**What you will do:** Copy every entry word for word, but skip the pictures.

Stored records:

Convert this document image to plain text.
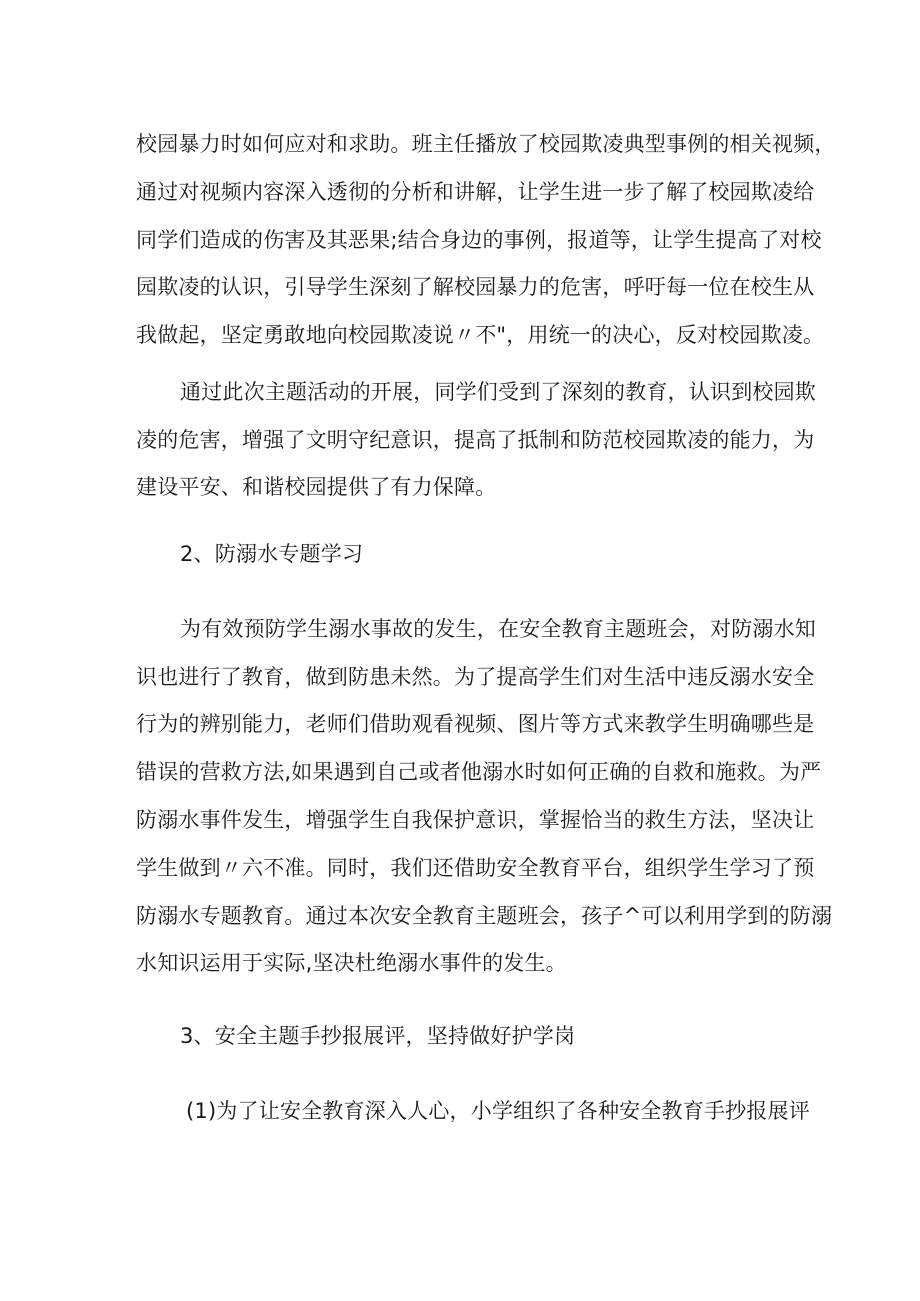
校园暴力时如何应对和求助。班主任播放了校园欺凌典型事例的相关视频，
通过对视频内容深入透彻的分析和讲解，让学生进一步了解了校园欺凌给
同学们造成的伤害及其恶果;结合身边的事例，报道等，让学生提高了对校
园欺凌的认识，引导学生深刻了解校园暴力的危害，呼吁每一位在校生从
我做起，坚定勇敢地向校园欺凌说〃不"，用统一的决心，反对校园欺凌。
通过此次主题活动的开展，同学们受到了深刻的教育，认识到校园欺
凌的危害，增强了文明守纪意识，提高了抵制和防范校园欺凌的能力，为
建设平安、和谐校园提供了有力保障。
2、防溺水专题学习
为有效预防学生溺水事故的发生，在安全教育主题班会，对防溺水知
识也进行了教育，做到防患未然。为了提高学生们对生活中违反溺水安全
行为的辨别能力，老师们借助观看视频、图片等方式来教学生明确哪些是
错误的营救方法,如果遇到自己或者他溺水时如何正确的自救和施救。为严
防溺水事件发生，增强学生自我保护意识，掌握恰当的救生方法，坚决让
学生做到〃六不准。同时，我们还借助安全教育平台，组织学生学习了预
防溺水专题教育。通过本次安全教育主题班会，孩子^可以利用学到的防溺
水知识运用于实际,坚决杜绝溺水事件的发生。
3、安全主题手抄报展评，坚持做好护学岗
(1)为了让安全教育深入人心，小学组织了各种安全教育手抄报展评
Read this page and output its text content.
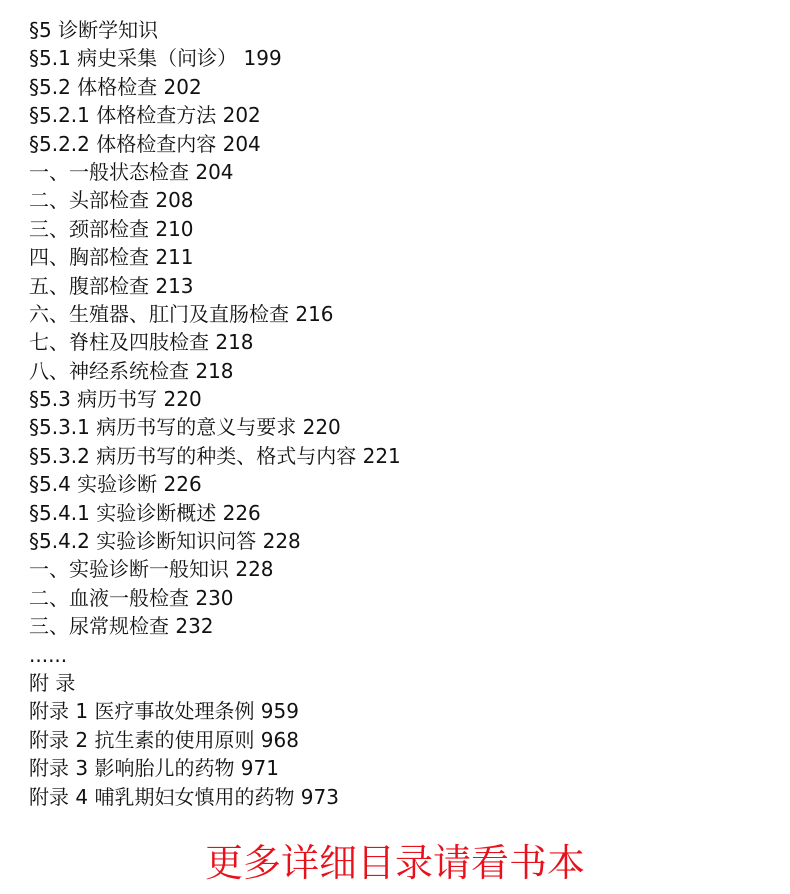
§5 诊断学知识
§5.1 病史采集（问诊） 199
§5.2 体格检查 202
§5.2.1 体格检查方法 202
§5.2.2 体格检查内容 204
一、一般状态检查 204
二、头部检查 208
三、颈部检查 210
四、胸部检查 211
五、腹部检查 213
六、生殖器、肛门及直肠检查 216
七、脊柱及四肢检查 218
八、神经系统检查 218
§5.3 病历书写 220
§5.3.1 病历书写的意义与要求 220
§5.3.2 病历书写的种类、格式与内容 221
§5.4 实验诊断 226
§5.4.1 实验诊断概述 226
§5.4.2 实验诊断知识问答 228
一、实验诊断一般知识 228
二、血液一般检查 230
三、尿常规检查 232
......
附 录
附录 1 医疗事故处理条例 959
附录 2 抗生素的使用原则 968
附录 3 影响胎儿的药物 971
附录 4 哺乳期妇女慎用的药物 973
更多详细目录请看书本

**Result of this exercise:**
Convert this document image to plain text.
校园暴力时如何应对和求助。班主任播放了校园欺凌典型事例的相关视频，
通过对视频内容深入透彻的分析和讲解，让学生进一步了解了校园欺凌给
同学们造成的伤害及其恶果;结合身边的事例，报道等，让学生提高了对校
园欺凌的认识，引导学生深刻了解校园暴力的危害，呼吁每一位在校生从
我做起，坚定勇敢地向校园欺凌说〃不"，用统一的决心，反对校园欺凌。
通过此次主题活动的开展，同学们受到了深刻的教育，认识到校园欺
凌的危害，增强了文明守纪意识，提高了抵制和防范校园欺凌的能力，为
建设平安、和谐校园提供了有力保障。
2、防溺水专题学习
为有效预防学生溺水事故的发生，在安全教育主题班会，对防溺水知
识也进行了教育，做到防患未然。为了提高学生们对生活中违反溺水安全
行为的辨别能力，老师们借助观看视频、图片等方式来教学生明确哪些是
错误的营救方法,如果遇到自己或者他溺水时如何正确的自救和施救。为严
防溺水事件发生，增强学生自我保护意识，掌握恰当的救生方法，坚决让
学生做到〃六不准。同时，我们还借助安全教育平台，组织学生学习了预
防溺水专题教育。通过本次安全教育主题班会，孩子^可以利用学到的防溺
水知识运用于实际,坚决杜绝溺水事件的发生。
3、安全主题手抄报展评，坚持做好护学岗
(1)为了让安全教育深入人心，小学组织了各种安全教育手抄报展评
Read this page and output its text content.
§5 诊断学知识
§5.1 病史采集（问诊） 199
§5.2 体格检查 202
§5.2.1 体格检查方法 202
§5.2.2 体格检查内容 204
一、一般状态检查 204
二、头部检查 208
三、颈部检查 210
四、胸部检查 211
五、腹部检查 213
六、生殖器、肛门及直肠检查 216
七、脊柱及四肢检查 218
八、神经系统检查 218
§5.3 病历书写 220
§5.3.1 病历书写的意义与要求 220
§5.3.2 病历书写的种类、格式与内容 221
§5.4 实验诊断 226
§5.4.1 实验诊断概述 226
§5.4.2 实验诊断知识问答 228
一、实验诊断一般知识 228
二、血液一般检查 230
三、尿常规检查 232
......
附 录
附录 1 医疗事故处理条例 959
附录 2 抗生素的使用原则 968
附录 3 影响胎儿的药物 971
附录 4 哺乳期妇女慎用的药物 973
更多详细目录请看书本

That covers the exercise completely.